Provided data:
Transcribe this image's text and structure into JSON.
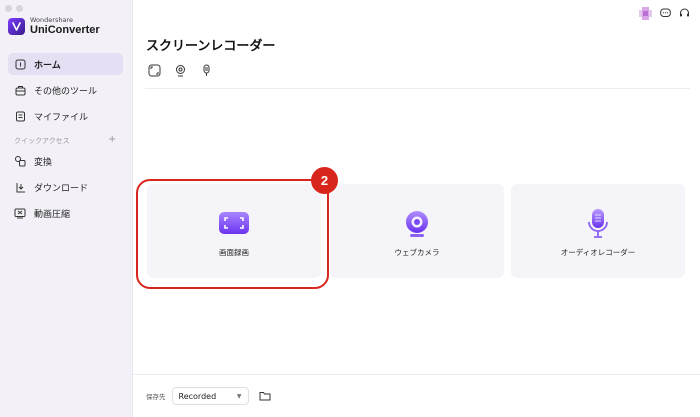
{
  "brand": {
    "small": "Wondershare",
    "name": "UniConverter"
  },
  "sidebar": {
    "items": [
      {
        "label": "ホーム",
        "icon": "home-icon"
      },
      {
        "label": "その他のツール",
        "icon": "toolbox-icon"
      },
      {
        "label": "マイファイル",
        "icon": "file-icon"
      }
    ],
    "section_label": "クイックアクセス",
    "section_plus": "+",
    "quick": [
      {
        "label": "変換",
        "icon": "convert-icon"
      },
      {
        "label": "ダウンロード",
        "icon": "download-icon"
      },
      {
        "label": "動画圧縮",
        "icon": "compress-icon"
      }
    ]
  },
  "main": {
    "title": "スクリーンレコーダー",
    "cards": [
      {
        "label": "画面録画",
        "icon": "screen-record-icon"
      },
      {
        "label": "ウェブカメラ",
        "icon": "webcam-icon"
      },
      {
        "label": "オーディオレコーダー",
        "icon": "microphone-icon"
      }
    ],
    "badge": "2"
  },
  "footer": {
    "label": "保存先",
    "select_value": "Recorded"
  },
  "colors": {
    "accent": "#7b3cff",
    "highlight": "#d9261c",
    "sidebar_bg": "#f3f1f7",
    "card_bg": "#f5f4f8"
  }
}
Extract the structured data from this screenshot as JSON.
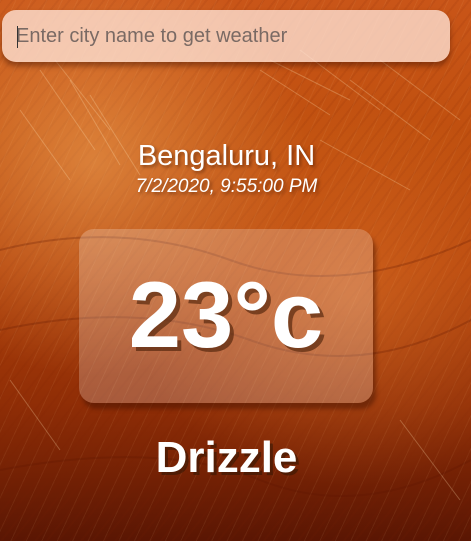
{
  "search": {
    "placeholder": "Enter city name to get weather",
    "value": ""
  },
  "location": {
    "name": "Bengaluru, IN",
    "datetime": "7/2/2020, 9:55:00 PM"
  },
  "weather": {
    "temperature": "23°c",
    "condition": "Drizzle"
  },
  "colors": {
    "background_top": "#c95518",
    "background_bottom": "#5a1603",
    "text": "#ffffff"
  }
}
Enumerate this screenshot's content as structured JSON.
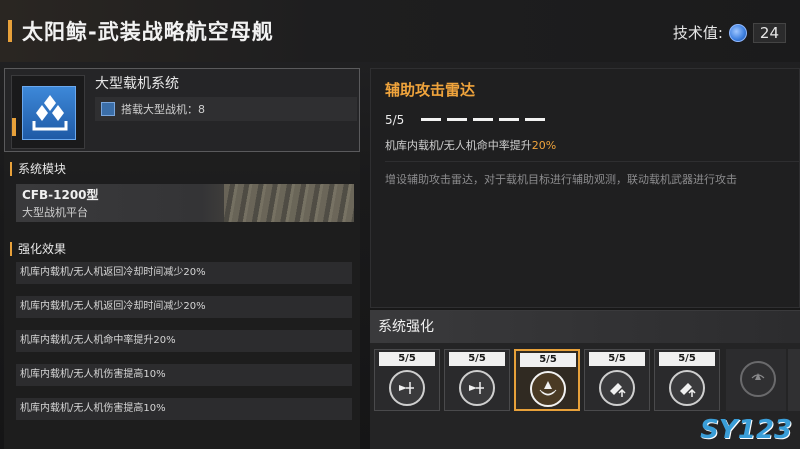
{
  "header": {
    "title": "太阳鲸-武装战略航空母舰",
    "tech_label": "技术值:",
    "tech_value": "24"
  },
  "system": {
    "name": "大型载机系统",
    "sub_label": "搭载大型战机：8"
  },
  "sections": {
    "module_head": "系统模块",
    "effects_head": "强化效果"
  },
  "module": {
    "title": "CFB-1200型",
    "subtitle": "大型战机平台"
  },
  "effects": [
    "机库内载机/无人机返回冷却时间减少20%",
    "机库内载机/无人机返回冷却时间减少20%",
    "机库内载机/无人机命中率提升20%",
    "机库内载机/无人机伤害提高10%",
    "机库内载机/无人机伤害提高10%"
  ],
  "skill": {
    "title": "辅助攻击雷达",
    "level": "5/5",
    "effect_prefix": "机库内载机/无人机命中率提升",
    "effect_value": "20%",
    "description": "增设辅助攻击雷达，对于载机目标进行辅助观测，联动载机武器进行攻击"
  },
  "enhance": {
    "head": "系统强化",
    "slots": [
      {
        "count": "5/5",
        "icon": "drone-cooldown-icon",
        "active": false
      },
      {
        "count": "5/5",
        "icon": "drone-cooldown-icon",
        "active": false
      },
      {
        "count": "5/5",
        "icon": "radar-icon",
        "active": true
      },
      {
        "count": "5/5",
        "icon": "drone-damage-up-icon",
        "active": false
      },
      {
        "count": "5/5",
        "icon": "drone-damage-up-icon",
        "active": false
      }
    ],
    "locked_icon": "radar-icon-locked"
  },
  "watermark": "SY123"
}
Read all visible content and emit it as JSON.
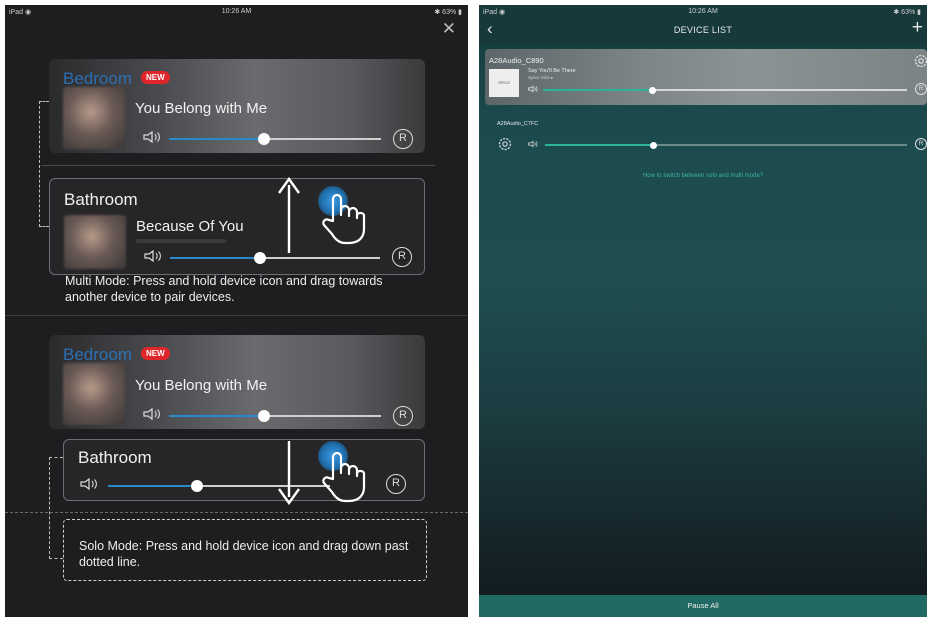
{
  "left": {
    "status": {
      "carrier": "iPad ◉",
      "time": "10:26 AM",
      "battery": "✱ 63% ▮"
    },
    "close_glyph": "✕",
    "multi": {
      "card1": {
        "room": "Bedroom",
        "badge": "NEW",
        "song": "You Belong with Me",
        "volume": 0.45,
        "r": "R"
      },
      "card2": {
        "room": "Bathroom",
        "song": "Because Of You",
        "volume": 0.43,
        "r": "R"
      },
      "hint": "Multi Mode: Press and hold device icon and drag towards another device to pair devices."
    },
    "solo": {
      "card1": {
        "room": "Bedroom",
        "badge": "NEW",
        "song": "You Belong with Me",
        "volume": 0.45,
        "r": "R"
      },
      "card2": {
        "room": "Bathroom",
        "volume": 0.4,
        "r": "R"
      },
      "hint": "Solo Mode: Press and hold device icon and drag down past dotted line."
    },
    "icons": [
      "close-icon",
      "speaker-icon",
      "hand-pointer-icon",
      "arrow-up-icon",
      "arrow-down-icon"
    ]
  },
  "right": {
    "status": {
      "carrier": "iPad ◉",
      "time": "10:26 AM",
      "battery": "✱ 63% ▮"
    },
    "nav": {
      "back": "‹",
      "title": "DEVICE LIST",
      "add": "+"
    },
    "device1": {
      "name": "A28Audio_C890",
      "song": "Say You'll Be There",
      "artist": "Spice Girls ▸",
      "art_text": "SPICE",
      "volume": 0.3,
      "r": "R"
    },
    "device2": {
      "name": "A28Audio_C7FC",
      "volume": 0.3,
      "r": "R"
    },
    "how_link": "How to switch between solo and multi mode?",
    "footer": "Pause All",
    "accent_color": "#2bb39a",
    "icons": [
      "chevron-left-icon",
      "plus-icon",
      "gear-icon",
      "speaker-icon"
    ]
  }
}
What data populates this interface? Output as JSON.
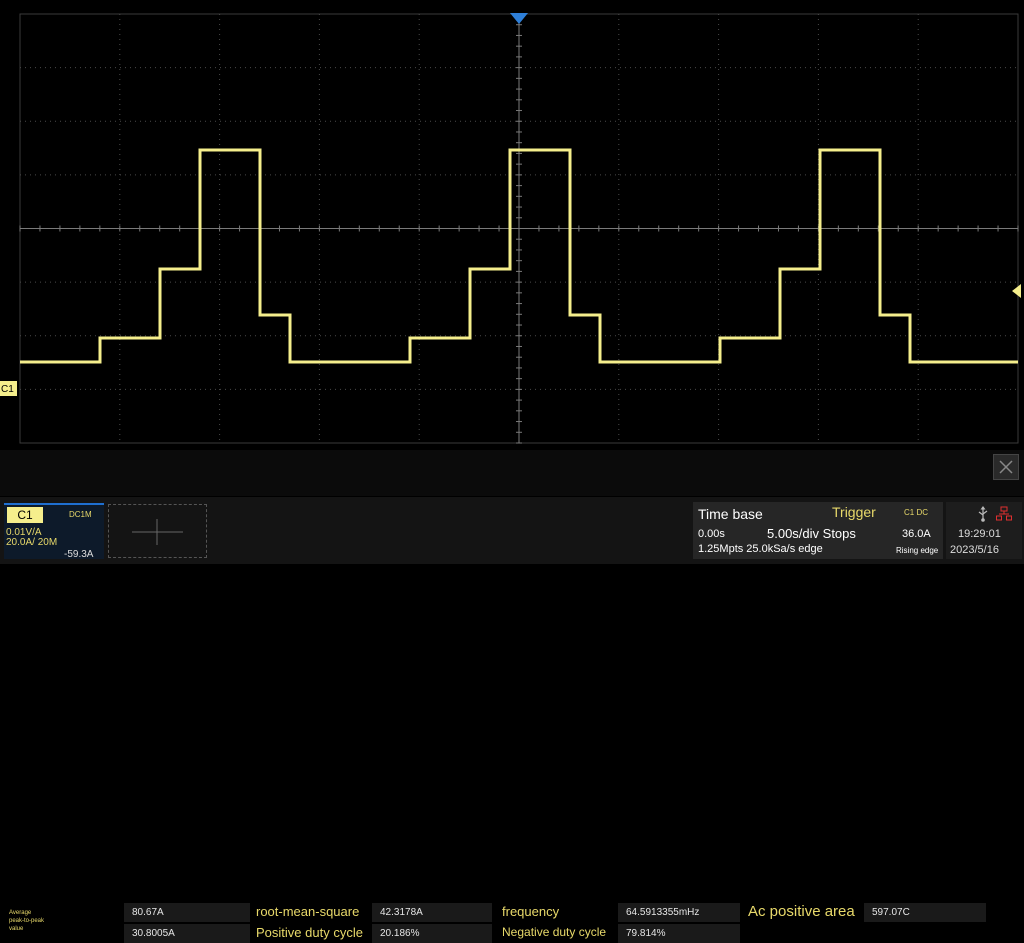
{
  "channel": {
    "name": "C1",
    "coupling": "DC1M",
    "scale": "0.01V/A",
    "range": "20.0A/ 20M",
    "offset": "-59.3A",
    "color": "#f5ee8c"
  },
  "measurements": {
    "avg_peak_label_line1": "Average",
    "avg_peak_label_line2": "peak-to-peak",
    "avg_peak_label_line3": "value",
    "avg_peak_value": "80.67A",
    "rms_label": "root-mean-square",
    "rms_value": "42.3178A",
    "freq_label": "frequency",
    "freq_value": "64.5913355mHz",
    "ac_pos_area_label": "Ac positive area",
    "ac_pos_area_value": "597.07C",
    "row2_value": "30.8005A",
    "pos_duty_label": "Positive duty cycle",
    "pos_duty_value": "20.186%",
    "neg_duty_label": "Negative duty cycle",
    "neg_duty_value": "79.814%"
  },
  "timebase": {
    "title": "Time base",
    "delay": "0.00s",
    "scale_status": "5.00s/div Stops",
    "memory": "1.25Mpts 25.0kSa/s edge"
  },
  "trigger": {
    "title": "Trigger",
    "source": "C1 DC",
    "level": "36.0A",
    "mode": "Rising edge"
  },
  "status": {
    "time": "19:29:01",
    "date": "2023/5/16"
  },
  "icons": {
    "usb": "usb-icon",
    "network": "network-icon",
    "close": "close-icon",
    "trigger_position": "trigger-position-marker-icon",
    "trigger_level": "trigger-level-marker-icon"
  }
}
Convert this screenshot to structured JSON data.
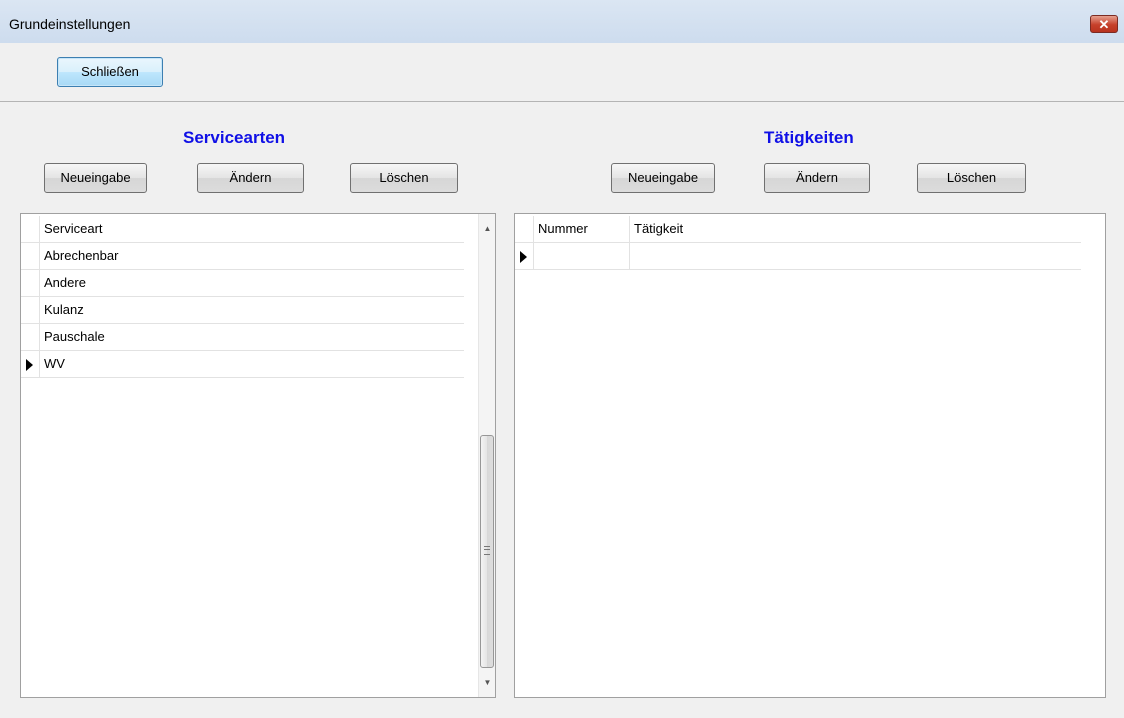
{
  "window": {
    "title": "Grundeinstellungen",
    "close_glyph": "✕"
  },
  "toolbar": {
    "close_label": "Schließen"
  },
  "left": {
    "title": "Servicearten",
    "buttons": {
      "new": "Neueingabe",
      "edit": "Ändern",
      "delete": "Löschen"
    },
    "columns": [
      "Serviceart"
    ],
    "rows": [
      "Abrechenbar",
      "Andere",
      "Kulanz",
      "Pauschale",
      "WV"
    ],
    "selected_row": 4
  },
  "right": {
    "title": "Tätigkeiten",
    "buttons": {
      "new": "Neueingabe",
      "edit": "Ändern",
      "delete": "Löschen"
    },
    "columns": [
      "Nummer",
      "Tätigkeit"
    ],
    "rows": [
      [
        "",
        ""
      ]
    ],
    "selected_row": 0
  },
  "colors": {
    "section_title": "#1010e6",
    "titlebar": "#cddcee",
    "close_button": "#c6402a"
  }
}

What is needed: Look through the entries above and report the number of lines that contain "hint". Write only the number.

Answer for the task: 2